## Entries shown
◆ ◆ ◆ ◆ ◆ ◆ ◆

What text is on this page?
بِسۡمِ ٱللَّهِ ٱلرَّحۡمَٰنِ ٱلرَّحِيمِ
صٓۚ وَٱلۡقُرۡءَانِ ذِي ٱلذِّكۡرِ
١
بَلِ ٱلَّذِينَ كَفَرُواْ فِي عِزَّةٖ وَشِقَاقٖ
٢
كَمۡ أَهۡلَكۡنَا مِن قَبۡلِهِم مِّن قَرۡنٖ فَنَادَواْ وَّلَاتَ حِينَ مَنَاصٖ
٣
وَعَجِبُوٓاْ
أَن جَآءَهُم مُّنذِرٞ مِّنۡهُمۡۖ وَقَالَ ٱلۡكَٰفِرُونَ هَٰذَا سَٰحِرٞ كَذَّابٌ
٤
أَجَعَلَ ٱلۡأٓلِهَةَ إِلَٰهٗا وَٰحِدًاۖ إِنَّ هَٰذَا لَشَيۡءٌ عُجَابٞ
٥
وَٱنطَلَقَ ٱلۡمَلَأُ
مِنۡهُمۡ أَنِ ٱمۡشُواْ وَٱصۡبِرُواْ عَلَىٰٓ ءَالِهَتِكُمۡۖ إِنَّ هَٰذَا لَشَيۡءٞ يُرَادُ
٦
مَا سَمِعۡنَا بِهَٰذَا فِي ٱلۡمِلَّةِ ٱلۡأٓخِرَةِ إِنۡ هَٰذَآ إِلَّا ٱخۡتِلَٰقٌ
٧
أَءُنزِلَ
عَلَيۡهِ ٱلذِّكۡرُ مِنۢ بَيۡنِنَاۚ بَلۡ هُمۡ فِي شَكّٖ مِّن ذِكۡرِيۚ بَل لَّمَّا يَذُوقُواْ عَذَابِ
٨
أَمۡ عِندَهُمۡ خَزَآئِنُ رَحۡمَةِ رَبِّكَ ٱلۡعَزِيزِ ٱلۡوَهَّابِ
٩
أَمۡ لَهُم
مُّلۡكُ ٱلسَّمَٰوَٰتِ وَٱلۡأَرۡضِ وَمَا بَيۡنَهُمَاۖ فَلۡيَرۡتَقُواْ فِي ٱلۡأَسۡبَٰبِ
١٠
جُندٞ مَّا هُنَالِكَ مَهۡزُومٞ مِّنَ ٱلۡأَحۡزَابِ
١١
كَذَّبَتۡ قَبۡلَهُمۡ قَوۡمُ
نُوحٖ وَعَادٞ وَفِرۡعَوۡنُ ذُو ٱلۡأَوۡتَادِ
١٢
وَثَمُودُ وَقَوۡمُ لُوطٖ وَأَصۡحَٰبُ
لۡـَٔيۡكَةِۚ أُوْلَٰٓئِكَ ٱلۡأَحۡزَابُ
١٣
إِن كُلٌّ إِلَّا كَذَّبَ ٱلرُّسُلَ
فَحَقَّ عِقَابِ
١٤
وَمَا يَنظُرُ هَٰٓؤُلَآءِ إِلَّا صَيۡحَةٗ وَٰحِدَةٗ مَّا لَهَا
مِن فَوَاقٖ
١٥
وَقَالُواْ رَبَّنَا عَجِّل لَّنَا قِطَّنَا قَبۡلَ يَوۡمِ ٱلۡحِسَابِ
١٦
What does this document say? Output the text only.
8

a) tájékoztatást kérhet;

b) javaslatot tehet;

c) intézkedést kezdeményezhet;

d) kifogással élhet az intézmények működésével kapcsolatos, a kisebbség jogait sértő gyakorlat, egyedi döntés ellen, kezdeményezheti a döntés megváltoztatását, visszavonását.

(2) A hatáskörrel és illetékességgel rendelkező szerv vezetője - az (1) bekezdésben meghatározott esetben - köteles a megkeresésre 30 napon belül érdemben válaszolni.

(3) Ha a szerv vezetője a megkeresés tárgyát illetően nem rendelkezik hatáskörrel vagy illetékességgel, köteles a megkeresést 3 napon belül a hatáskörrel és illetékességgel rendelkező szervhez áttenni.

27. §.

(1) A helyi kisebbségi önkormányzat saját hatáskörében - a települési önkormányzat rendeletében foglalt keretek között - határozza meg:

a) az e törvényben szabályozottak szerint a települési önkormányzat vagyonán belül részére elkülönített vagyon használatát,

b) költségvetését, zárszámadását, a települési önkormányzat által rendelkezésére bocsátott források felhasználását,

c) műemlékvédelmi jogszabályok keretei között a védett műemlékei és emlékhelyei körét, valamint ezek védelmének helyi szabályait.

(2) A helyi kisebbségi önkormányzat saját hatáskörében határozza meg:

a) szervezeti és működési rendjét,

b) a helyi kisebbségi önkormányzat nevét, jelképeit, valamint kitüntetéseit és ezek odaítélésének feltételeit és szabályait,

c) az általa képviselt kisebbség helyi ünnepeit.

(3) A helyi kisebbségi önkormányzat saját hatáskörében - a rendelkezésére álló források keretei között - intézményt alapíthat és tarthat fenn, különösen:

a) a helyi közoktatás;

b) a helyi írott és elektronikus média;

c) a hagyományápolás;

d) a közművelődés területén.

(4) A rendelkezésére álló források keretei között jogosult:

◆ ◆ ◆ ◆ ◆ ◆ ◆

## What is required
The entries above must be returned in full, exactly as shown.

## Result below
What text is on this page?
بِسۡمِ ٱللَّهِ ٱلرَّحۡمَٰنِ ٱلرَّحِيمِ
صٓۚ وَٱلۡقُرۡءَانِ ذِي ٱلذِّكۡرِ
١
بَلِ ٱلَّذِينَ كَفَرُواْ فِي عِزَّةٖ وَشِقَاقٖ
٢
كَمۡ أَهۡلَكۡنَا مِن قَبۡلِهِم مِّن قَرۡنٖ فَنَادَواْ وَّلَاتَ حِينَ مَنَاصٖ
٣
وَعَجِبُوٓاْ
أَن جَآءَهُم مُّنذِرٞ مِّنۡهُمۡۖ وَقَالَ ٱلۡكَٰفِرُونَ هَٰذَا سَٰحِرٞ كَذَّابٌ
٤
أَجَعَلَ ٱلۡأٓلِهَةَ إِلَٰهٗا وَٰحِدًاۖ إِنَّ هَٰذَا لَشَيۡءٌ عُجَابٞ
٥
وَٱنطَلَقَ ٱلۡمَلَأُ
مِنۡهُمۡ أَنِ ٱمۡشُواْ وَٱصۡبِرُواْ عَلَىٰٓ ءَالِهَتِكُمۡۖ إِنَّ هَٰذَا لَشَيۡءٞ يُرَادُ
٦
مَا سَمِعۡنَا بِهَٰذَا فِي ٱلۡمِلَّةِ ٱلۡأٓخِرَةِ إِنۡ هَٰذَآ إِلَّا ٱخۡتِلَٰقٌ
٧
أَءُنزِلَ
عَلَيۡهِ ٱلذِّكۡرُ مِنۢ بَيۡنِنَاۚ بَلۡ هُمۡ فِي شَكّٖ مِّن ذِكۡرِيۚ بَل لَّمَّا يَذُوقُواْ عَذَابِ
٨
أَمۡ عِندَهُمۡ خَزَآئِنُ رَحۡمَةِ رَبِّكَ ٱلۡعَزِيزِ ٱلۡوَهَّابِ
٩
أَمۡ لَهُم
مُّلۡكُ ٱلسَّمَٰوَٰتِ وَٱلۡأَرۡضِ وَمَا بَيۡنَهُمَاۖ فَلۡيَرۡتَقُواْ فِي ٱلۡأَسۡبَٰبِ
١٠
جُندٞ مَّا هُنَالِكَ مَهۡزُومٞ مِّنَ ٱلۡأَحۡزَابِ
١١
كَذَّبَتۡ قَبۡلَهُمۡ قَوۡمُ
نُوحٖ وَعَادٞ وَفِرۡعَوۡنُ ذُو ٱلۡأَوۡتَادِ
١٢
وَثَمُودُ وَقَوۡمُ لُوطٖ وَأَصۡحَٰبُ
لۡـَٔيۡكَةِۚ أُوْلَٰٓئِكَ ٱلۡأَحۡزَابُ
١٣
إِن كُلٌّ إِلَّا كَذَّبَ ٱلرُّسُلَ
فَحَقَّ عِقَابِ
١٤
وَمَا يَنظُرُ هَٰٓؤُلَآءِ إِلَّا صَيۡحَةٗ وَٰحِدَةٗ مَّا لَهَا
مِن فَوَاقٖ
١٥
وَقَالُواْ رَبَّنَا عَجِّل لَّنَا قِطَّنَا قَبۡلَ يَوۡمِ ٱلۡحِسَابِ
١٦
What does this document say? Output the text only.
8

a) tájékoztatást kérhet;

b) javaslatot tehet;

c) intézkedést kezdeményezhet;

d) kifogással élhet az intézmények működésével kapcsolatos, a kisebbség jogait sértő gyakorlat, egyedi döntés ellen, kezdeményezheti a döntés megváltoztatását, visszavonását.

(2) A hatáskörrel és illetékességgel rendelkező szerv vezetője - az (1) bekezdésben meghatározott esetben - köteles a megkeresésre 30 napon belül érdemben válaszolni.

(3) Ha a szerv vezetője a megkeresés tárgyát illetően nem rendelkezik hatáskörrel vagy illetékességgel, köteles a megkeresést 3 napon belül a hatáskörrel és illetékességgel rendelkező szervhez áttenni.

27. §.

(1) A helyi kisebbségi önkormányzat saját hatáskörében - a települési önkormányzat rendeletében foglalt keretek között - határozza meg:

a) az e törvényben szabályozottak szerint a települési önkormányzat vagyonán belül részére elkülönített vagyon használatát,

b) költségvetését, zárszámadását, a települési önkormányzat által rendelkezésére bocsátott források felhasználását,

c) műemlékvédelmi jogszabályok keretei között a védett műemlékei és emlékhelyei körét, valamint ezek védelmének helyi szabályait.

(2) A helyi kisebbségi önkormányzat saját hatáskörében határozza meg:

a) szervezeti és működési rendjét,

b) a helyi kisebbségi önkormányzat nevét, jelképeit, valamint kitüntetéseit és ezek odaítélésének feltételeit és szabályait,

c) az általa képviselt kisebbség helyi ünnepeit.

(3) A helyi kisebbségi önkormányzat saját hatáskörében - a rendelkezésére álló források keretei között - intézményt alapíthat és tarthat fenn, különösen:

a) a helyi közoktatás;

b) a helyi írott és elektronikus média;

c) a hagyományápolás;

d) a közművelődés területén.

(4) A rendelkezésére álló források keretei között jogosult:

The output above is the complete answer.